## Exercise details
Repeat the material exactly as it appears.

━━━ Dataset rows

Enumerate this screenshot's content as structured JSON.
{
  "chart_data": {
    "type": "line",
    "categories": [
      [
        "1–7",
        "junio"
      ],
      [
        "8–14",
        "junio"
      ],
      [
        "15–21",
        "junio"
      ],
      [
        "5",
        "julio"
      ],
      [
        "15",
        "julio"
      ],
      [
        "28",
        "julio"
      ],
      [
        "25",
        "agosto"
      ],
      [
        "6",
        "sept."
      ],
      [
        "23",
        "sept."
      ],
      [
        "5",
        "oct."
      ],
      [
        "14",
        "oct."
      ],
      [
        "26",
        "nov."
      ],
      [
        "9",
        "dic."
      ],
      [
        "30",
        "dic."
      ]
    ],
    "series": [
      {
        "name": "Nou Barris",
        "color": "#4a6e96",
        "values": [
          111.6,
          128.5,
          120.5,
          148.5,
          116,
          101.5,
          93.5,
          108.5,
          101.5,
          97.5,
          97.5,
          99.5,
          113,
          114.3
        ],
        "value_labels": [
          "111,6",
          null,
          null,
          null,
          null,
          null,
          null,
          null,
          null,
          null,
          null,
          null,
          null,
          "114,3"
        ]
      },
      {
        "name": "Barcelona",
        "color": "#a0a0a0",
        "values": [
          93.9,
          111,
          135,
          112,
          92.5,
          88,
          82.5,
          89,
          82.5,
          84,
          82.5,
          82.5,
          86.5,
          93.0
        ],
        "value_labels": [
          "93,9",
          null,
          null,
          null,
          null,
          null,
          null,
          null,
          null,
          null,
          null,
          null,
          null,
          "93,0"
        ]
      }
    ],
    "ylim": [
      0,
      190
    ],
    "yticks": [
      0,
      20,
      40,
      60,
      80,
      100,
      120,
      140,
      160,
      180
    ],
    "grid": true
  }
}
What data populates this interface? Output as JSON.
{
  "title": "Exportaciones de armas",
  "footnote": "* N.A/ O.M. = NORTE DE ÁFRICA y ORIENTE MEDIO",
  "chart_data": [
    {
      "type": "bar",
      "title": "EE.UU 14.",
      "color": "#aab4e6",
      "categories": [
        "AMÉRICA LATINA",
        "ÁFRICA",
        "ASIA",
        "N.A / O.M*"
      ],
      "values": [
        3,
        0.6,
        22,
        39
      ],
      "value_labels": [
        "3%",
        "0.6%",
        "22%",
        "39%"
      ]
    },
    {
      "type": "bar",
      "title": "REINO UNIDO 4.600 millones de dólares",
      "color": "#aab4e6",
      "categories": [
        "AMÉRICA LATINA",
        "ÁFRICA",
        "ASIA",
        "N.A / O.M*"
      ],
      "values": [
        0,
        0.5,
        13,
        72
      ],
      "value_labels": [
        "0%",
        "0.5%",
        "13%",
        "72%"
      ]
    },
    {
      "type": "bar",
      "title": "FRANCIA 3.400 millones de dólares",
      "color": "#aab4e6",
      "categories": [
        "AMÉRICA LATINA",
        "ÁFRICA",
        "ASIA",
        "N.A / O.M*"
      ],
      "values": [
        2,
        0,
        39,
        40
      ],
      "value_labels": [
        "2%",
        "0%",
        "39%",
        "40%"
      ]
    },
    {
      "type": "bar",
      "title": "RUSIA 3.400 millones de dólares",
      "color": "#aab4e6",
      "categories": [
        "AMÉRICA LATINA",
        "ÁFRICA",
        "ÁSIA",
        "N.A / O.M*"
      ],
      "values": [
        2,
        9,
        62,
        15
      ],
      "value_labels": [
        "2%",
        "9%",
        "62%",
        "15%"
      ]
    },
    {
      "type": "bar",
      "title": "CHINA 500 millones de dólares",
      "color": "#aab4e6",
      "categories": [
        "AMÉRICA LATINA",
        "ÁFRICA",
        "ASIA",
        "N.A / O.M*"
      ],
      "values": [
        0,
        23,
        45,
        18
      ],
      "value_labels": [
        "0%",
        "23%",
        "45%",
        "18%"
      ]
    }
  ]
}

━━━━━━

## Result of the task
Enumerate this screenshot's content as structured JSON.
{
  "chart_data": {
    "type": "line",
    "categories": [
      [
        "1–7",
        "junio"
      ],
      [
        "8–14",
        "junio"
      ],
      [
        "15–21",
        "junio"
      ],
      [
        "5",
        "julio"
      ],
      [
        "15",
        "julio"
      ],
      [
        "28",
        "julio"
      ],
      [
        "25",
        "agosto"
      ],
      [
        "6",
        "sept."
      ],
      [
        "23",
        "sept."
      ],
      [
        "5",
        "oct."
      ],
      [
        "14",
        "oct."
      ],
      [
        "26",
        "nov."
      ],
      [
        "9",
        "dic."
      ],
      [
        "30",
        "dic."
      ]
    ],
    "series": [
      {
        "name": "Nou Barris",
        "color": "#4a6e96",
        "values": [
          111.6,
          128.5,
          120.5,
          148.5,
          116,
          101.5,
          93.5,
          108.5,
          101.5,
          97.5,
          97.5,
          99.5,
          113,
          114.3
        ],
        "value_labels": [
          "111,6",
          null,
          null,
          null,
          null,
          null,
          null,
          null,
          null,
          null,
          null,
          null,
          null,
          "114,3"
        ]
      },
      {
        "name": "Barcelona",
        "color": "#a0a0a0",
        "values": [
          93.9,
          111,
          135,
          112,
          92.5,
          88,
          82.5,
          89,
          82.5,
          84,
          82.5,
          82.5,
          86.5,
          93.0
        ],
        "value_labels": [
          "93,9",
          null,
          null,
          null,
          null,
          null,
          null,
          null,
          null,
          null,
          null,
          null,
          null,
          "93,0"
        ]
      }
    ],
    "ylim": [
      0,
      190
    ],
    "yticks": [
      0,
      20,
      40,
      60,
      80,
      100,
      120,
      140,
      160,
      180
    ],
    "grid": true
  }
}
What data populates this interface? Output as JSON.
{
  "title": "Exportaciones de armas",
  "footnote": "* N.A/ O.M. = NORTE DE ÁFRICA y ORIENTE MEDIO",
  "chart_data": [
    {
      "type": "bar",
      "title": "EE.UU 14.",
      "color": "#aab4e6",
      "categories": [
        "AMÉRICA LATINA",
        "ÁFRICA",
        "ASIA",
        "N.A / O.M*"
      ],
      "values": [
        3,
        0.6,
        22,
        39
      ],
      "value_labels": [
        "3%",
        "0.6%",
        "22%",
        "39%"
      ]
    },
    {
      "type": "bar",
      "title": "REINO UNIDO 4.600 millones de dólares",
      "color": "#aab4e6",
      "categories": [
        "AMÉRICA LATINA",
        "ÁFRICA",
        "ASIA",
        "N.A / O.M*"
      ],
      "values": [
        0,
        0.5,
        13,
        72
      ],
      "value_labels": [
        "0%",
        "0.5%",
        "13%",
        "72%"
      ]
    },
    {
      "type": "bar",
      "title": "FRANCIA 3.400 millones de dólares",
      "color": "#aab4e6",
      "categories": [
        "AMÉRICA LATINA",
        "ÁFRICA",
        "ASIA",
        "N.A / O.M*"
      ],
      "values": [
        2,
        0,
        39,
        40
      ],
      "value_labels": [
        "2%",
        "0%",
        "39%",
        "40%"
      ]
    },
    {
      "type": "bar",
      "title": "RUSIA 3.400 millones de dólares",
      "color": "#aab4e6",
      "categories": [
        "AMÉRICA LATINA",
        "ÁFRICA",
        "ÁSIA",
        "N.A / O.M*"
      ],
      "values": [
        2,
        9,
        62,
        15
      ],
      "value_labels": [
        "2%",
        "9%",
        "62%",
        "15%"
      ]
    },
    {
      "type": "bar",
      "title": "CHINA 500 millones de dólares",
      "color": "#aab4e6",
      "categories": [
        "AMÉRICA LATINA",
        "ÁFRICA",
        "ASIA",
        "N.A / O.M*"
      ],
      "values": [
        0,
        23,
        45,
        18
      ],
      "value_labels": [
        "0%",
        "23%",
        "45%",
        "18%"
      ]
    }
  ]
}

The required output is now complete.